▶ [Written exercise] Tally how many lines of these entries hold the string "serie". Return the number alone.

▶ [Working data]
============
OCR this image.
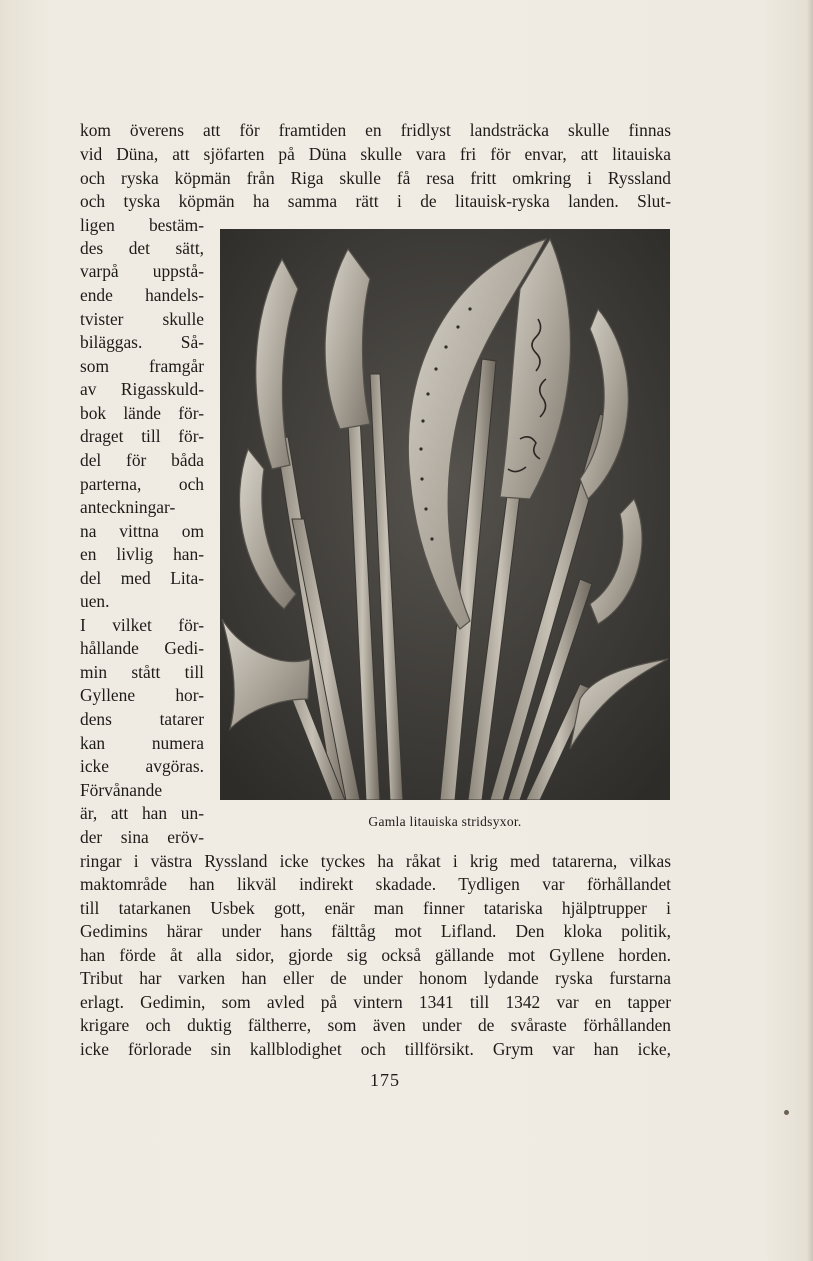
kom överens att för framtiden en fridlyst landsträcka skulle finnas
vid Düna, att sjöfarten på Düna skulle vara fri för envar, att litauiska
och ryska köpmän från Riga skulle få resa fritt omkring i Ryssland
och tyska köpmän ha samma rätt i de litauisk-ryska landen. Slut-
ligen bestäm-
des det sätt,
varpå uppstå-
ende handels-
tvister skulle
biläggas. Så-
som framgår
av Rigasskuld-
bok lände för-
draget till för-
del för båda
parterna, och
anteckningar-
na vittna om
en livlig han-
del med Lita-
uen.
I vilket för-
hållande Gedi-
min stått till
Gyllene hor-
dens tatarer
kan numera
icke avgöras.
Förvånande
är, att han un-
der sina eröv-
ringar i västra Ryssland icke tyckes ha råkat i krig med tatarerna, vilkas
maktområde han likväl indirekt skadade. Tydligen var förhållandet
till tatarkanen Usbek gott, enär man finner tatariska hjälptrupper i
Gedimins härar under hans fälttåg mot Lifland. Den kloka politik,
han förde åt alla sidor, gjorde sig också gällande mot Gyllene horden.
Tribut har varken han eller de under honom lydande ryska furstarna
erlagt. Gedimin, som avled på vintern 1341 till 1342 var en tapper
krigare och duktig fältherre, som även under de svåraste förhållanden
icke förlorade sin kallblodighet och tillförsikt. Grym var han icke,
Gamla litauiska stridsyxor.
175
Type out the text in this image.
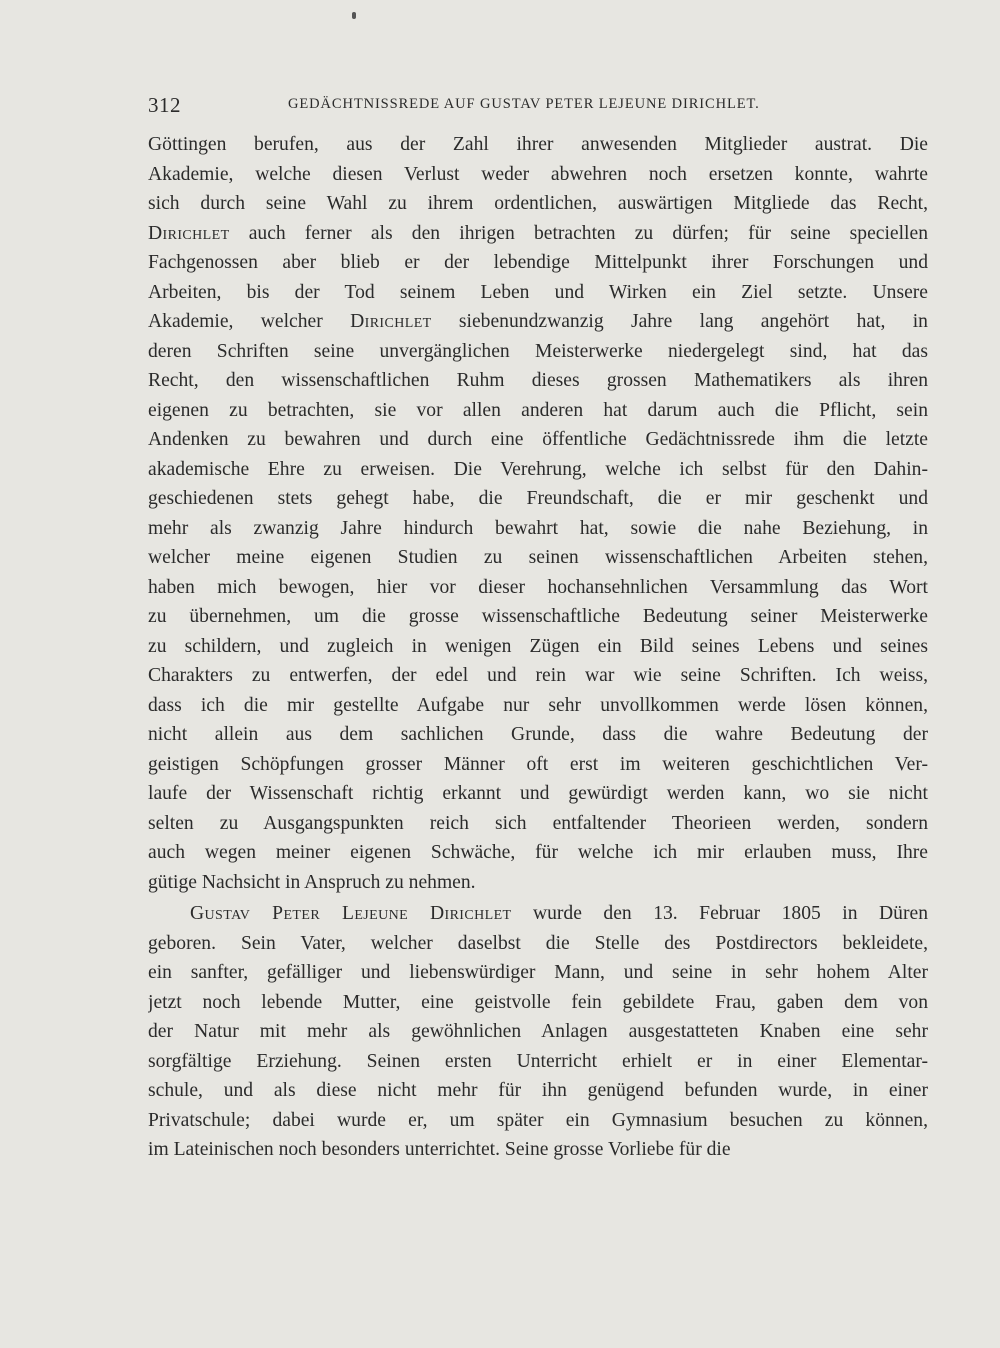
312	GEDÄCHTNISSREDE AUF GUSTAV PETER LEJEUNE DIRICHLET.
Göttingen berufen, aus der Zahl ihrer anwesenden Mitglieder austrat. Die
Akademie, welche diesen Verlust weder abwehren noch ersetzen konnte, wahrte
sich durch seine Wahl zu ihrem ordentlichen, auswärtigen Mitgliede das Recht,
Dirichlet auch ferner als den ihrigen betrachten zu dürfen; für seine speciellen
Fachgenossen aber blieb er der lebendige Mittelpunkt ihrer Forschungen und
Arbeiten, bis der Tod seinem Leben und Wirken ein Ziel setzte. Unsere
Akademie, welcher Dirichlet siebenundzwanzig Jahre lang angehört hat, in
deren Schriften seine unvergänglichen Meisterwerke niedergelegt sind, hat das
Recht, den wissenschaftlichen Ruhm dieses grossen Mathematikers als ihren
eigenen zu betrachten, sie vor allen anderen hat darum auch die Pflicht, sein
Andenken zu bewahren und durch eine öffentliche Gedächtnissrede ihm die letzte
akademische Ehre zu erweisen. Die Verehrung, welche ich selbst für den Dahin-
geschiedenen stets gehegt habe, die Freundschaft, die er mir geschenkt und
mehr als zwanzig Jahre hindurch bewahrt hat, sowie die nahe Beziehung, in
welcher meine eigenen Studien zu seinen wissenschaftlichen Arbeiten stehen,
haben mich bewogen, hier vor dieser hochansehnlichen Versammlung das Wort
zu übernehmen, um die grosse wissenschaftliche Bedeutung seiner Meisterwerke
zu schildern, und zugleich in wenigen Zügen ein Bild seines Lebens und seines
Charakters zu entwerfen, der edel und rein war wie seine Schriften. Ich weiss,
dass ich die mir gestellte Aufgabe nur sehr unvollkommen werde lösen können,
nicht allein aus dem sachlichen Grunde, dass die wahre Bedeutung der
geistigen Schöpfungen grosser Männer oft erst im weiteren geschichtlichen Ver-
laufe der Wissenschaft richtig erkannt und gewürdigt werden kann, wo sie nicht
selten zu Ausgangspunkten reich sich entfaltender Theorieen werden, sondern
auch wegen meiner eigenen Schwäche, für welche ich mir erlauben muss, Ihre
gütige Nachsicht in Anspruch zu nehmen.
Gustav Peter Lejeune Dirichlet wurde den 13. Februar 1805 in Düren
geboren. Sein Vater, welcher daselbst die Stelle des Postdirectors bekleidete,
ein sanfter, gefälliger und liebenswürdiger Mann, und seine in sehr hohem Alter
jetzt noch lebende Mutter, eine geistvolle fein gebildete Frau, gaben dem von
der Natur mit mehr als gewöhnlichen Anlagen ausgestatteten Knaben eine sehr
sorgfältige Erziehung. Seinen ersten Unterricht erhielt er in einer Elementar-
schule, und als diese nicht mehr für ihn genügend befunden wurde, in einer
Privatschule; dabei wurde er, um später ein Gymnasium besuchen zu können,
im Lateinischen noch besonders unterrichtet. Seine grosse Vorliebe für die
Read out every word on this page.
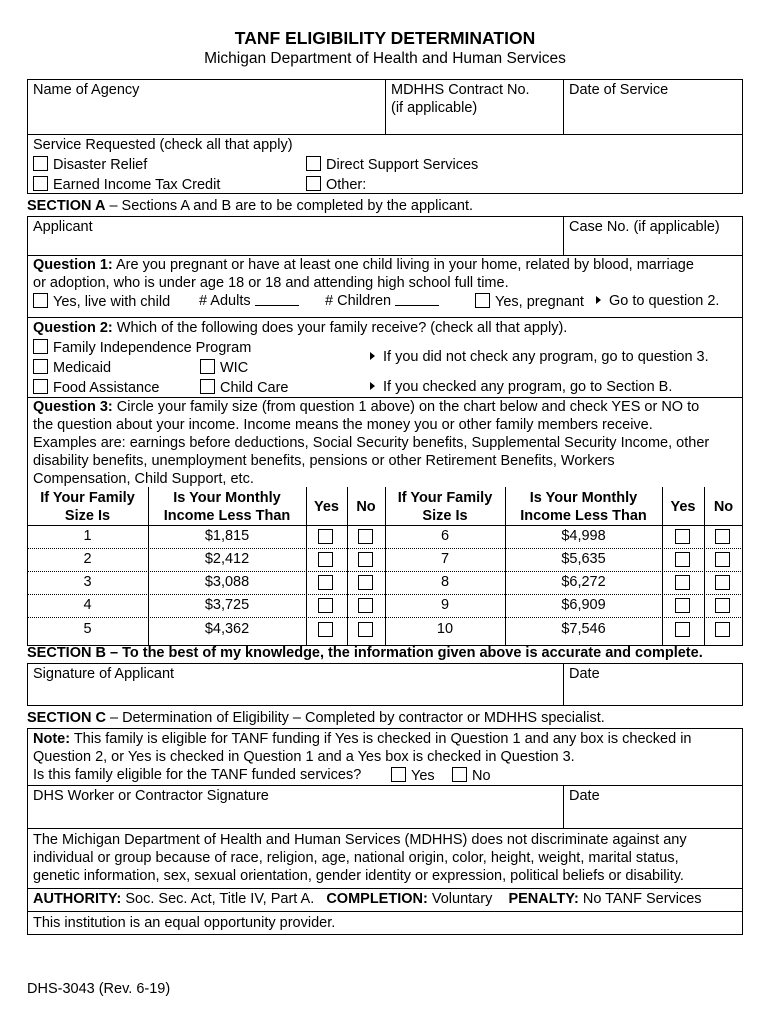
TANF ELIGIBILITY DETERMINATION
Michigan Department of Health and Human Services
Name of Agency	MDHHS Contract No.
(if applicable)
Date of Service
Service Requested (check all that apply)
Disaster Relief
Earned Income Tax Credit
Direct Support Services
Other:
SECTION A – Sections A and B are to be completed by the applicant.
Applicant	Case No. (if applicable)
Question 1: Are you pregnant or have at least one child living in your home, related by blood, marriage
or adoption, who is under age 18 or 18 and attending high school full time.
Yes, live with child # Adults	# Children	Yes, pregnant	Go to question 2.
Question 2: Which of the following does your family receive? (check all that apply).
Family Independence Program
Medicaid	WIC
Food Assistance	Child Care
If you did not check any program, go to question 3.
If you checked any program, go to Section B.
Question 3: Circle your family size (from question 1 above) on the chart below and check YES or NO to
the question about your income. Income means the money you or other family members receive.
Examples are: earnings before deductions, Social Security benefits, Supplemental Security Income, other
disability benefits, unemployment benefits, pensions or other Retirement Benefits, Workers
Compensation, Child Support, etc.
If Your Family
Size Is
Is Your Monthly
Income Less Than
Yes	No
If Your Family
Size Is
Is Your Monthly
Income Less Than
Yes	No
1	$1,815	6	$4,998
2	$2,412	7	$5,635
3	$3,088	8	$6,272
4	$3,725	9	$6,909
5	$4,362	10	$7,546
SECTION B – To the best of my knowledge, the information given above is accurate and complete.
Signature of Applicant	Date
SECTION C – Determination of Eligibility – Completed by contractor or MDHHS specialist.
Note: This family is eligible for TANF funding if Yes is checked in Question 1 and any box is checked in
Question 2, or Yes is checked in Question 1 and a Yes box is checked in Question 3.
Is this family eligible for the TANF funded services?	Yes	No
DHS Worker or Contractor Signature	Date
The Michigan Department of Health and Human Services (MDHHS) does not discriminate against any
individual or group because of race, religion, age, national origin, color, height, weight, marital status,
genetic information, sex, sexual orientation, gender identity or expression, political beliefs or disability.
AUTHORITY: Soc. Sec. Act, Title IV, Part A. COMPLETION: Voluntary PENALTY: No TANF Services
This institution is an equal opportunity provider.
DHS-3043 (Rev. 6-19)
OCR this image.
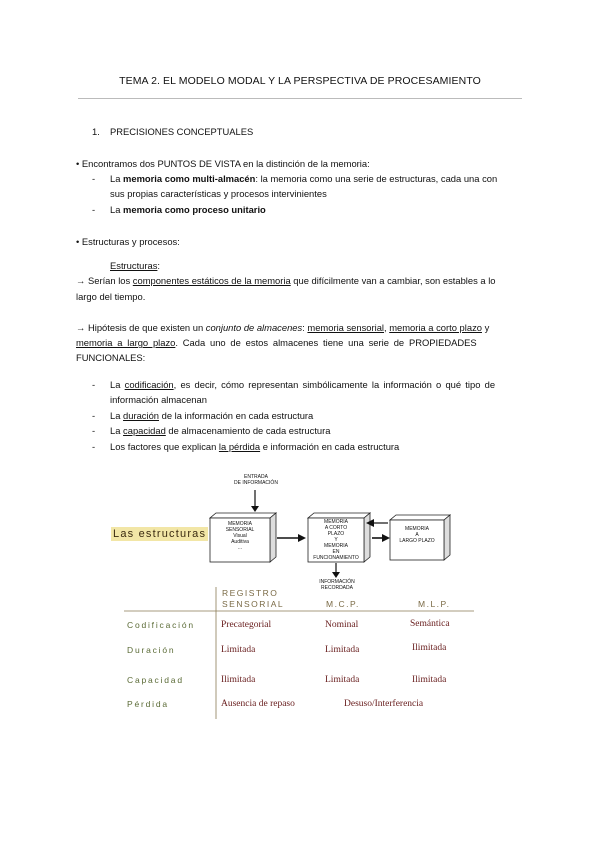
TEMA 2. EL MODELO MODAL Y LA PERSPECTIVA DE PROCESAMIENTO
1. PRECISIONES CONCEPTUALES
• Encontramos dos PUNTOS DE VISTA en la distinción de la memoria:
- La memoria como multi-almacén: la memoria como una serie de estructuras, cada una con
sus propias características y procesos intervinientes
- La memoria como proceso unitario
• Estructuras y procesos:
Estructuras:
→ Serían los componentes estáticos de la memoria que difícilmente van a cambiar, son estables a lo
largo del tiempo.
→ Hipótesis de que existen un conjunto de almacenes: memoria sensorial, memoria a corto plazo y
memoria a largo plazo. Cada uno de estos almacenes tiene una serie de PROPIEDADES
FUNCIONALES:
- La codificación, es decir, cómo representan simbólicamente la información o qué tipo de
información almacenan
- La duración de la información en cada estructura
- La capacidad de almacenamiento de cada estructura
- Los factores que explican la pérdida e información en cada estructura
Las estructuras
ENTRADA
DE INFORMACIÓN
MEMORIA
SENSORIAL
Visual
Auditiva
...
MEMORIA
A CORTO
PLAZO
Y
MEMORIA
EN
FUNCIONAMIENTO
MEMORIA
A
LARGO PLAZO
INFORMACIÓN
RECORDADA
REGISTRO
SENSORIAL	M.C.P.	M.L.P.
Codificación	Precategorial	Nominal	Semántica
Duración	Limitada	Limitada	Ilimitada
Capacidad	Ilimitada	Limitada	Ilimitada
Pérdida	Ausencia de repaso	Desuso/Interferencia
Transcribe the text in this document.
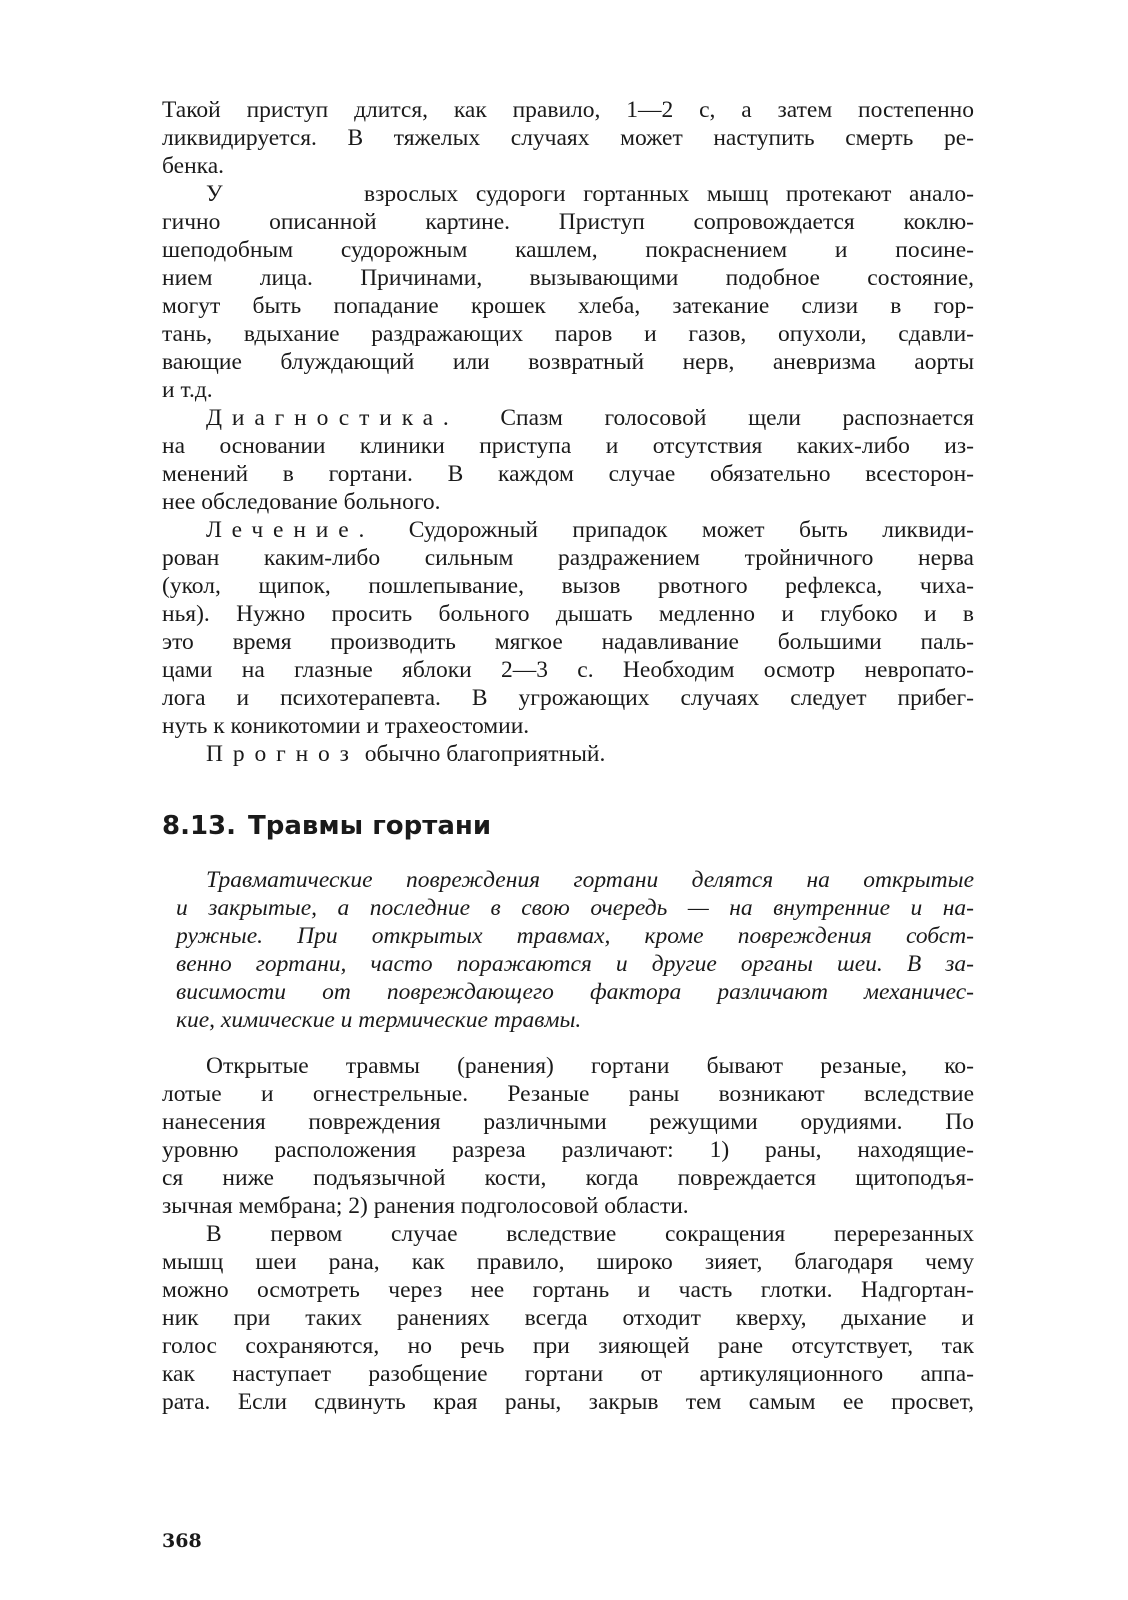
Такой приступ длится, как правило, 1—2 с, а затем постепенно
ликвидируется. В тяжелых случаях может наступить смерть ре-
бенка.
У        взрослых судороги гортанных мышц протекают анало-
гично описанной картине. Приступ сопровождается коклю-
шеподобным судорожным кашлем, покраснением и посине-
нием лица. Причинами, вызывающими подобное состояние,
могут быть попадание крошек хлеба, затекание слизи в гор-
тань, вдыхание раздражающих паров и газов, опухоли, сдавли-
вающие блуждающий или возвратный нерв, аневризма аорты
и т.д.
Диагностика. Спазм голосовой щели распознается
на основании клиники приступа и отсутствия каких-либо из-
менений в гортани. В каждом случае обязательно всесторон-
нее обследование больного.
Лечение. Судорожный припадок может быть ликвиди-
рован каким-либо сильным раздражением тройничного нерва
(укол, щипок, пошлепывание, вызов рвотного рефлекса, чиха-
нья). Нужно просить больного дышать медленно и глубоко и в
это время производить мягкое надавливание большими паль-
цами на глазные яблоки 2—3 с. Необходим осмотр невропато-
лога и психотерапевта. В угрожающих случаях следует прибег-
нуть к коникотомии и трахеостомии.
Прогноз обычно благоприятный.
8.13. Травмы гортани
Травматические повреждения гортани делятся на открытые
и закрытые, а последние в свою очередь — на внутренние и на-
ружные. При открытых травмах, кроме повреждения собст-
венно гортани, часто поражаются и другие органы шеи. В за-
висимости от повреждающего фактора различают механичес-
кие, химические и термические травмы.
Открытые травмы (ранения) гортани бывают резаные, ко-
лотые и огнестрельные. Резаные раны возникают вследствие
нанесения повреждения различными режущими орудиями. По
уровню расположения разреза различают: 1) раны, находящие-
ся ниже подъязычной кости, когда повреждается щитоподъя-
зычная мембрана; 2) ранения подголосовой области.
В первом случае вследствие сокращения перерезанных
мышц шеи рана, как правило, широко зияет, благодаря чему
можно осмотреть через нее гортань и часть глотки. Надгортан-
ник при таких ранениях всегда отходит кверху, дыхание и
голос сохраняются, но речь при зияющей ране отсутствует, так
как наступает разобщение гортани от артикуляционного аппа-
рата. Если сдвинуть края раны, закрыв тем самым ее просвет,
368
============
▶ [Answer in full] 2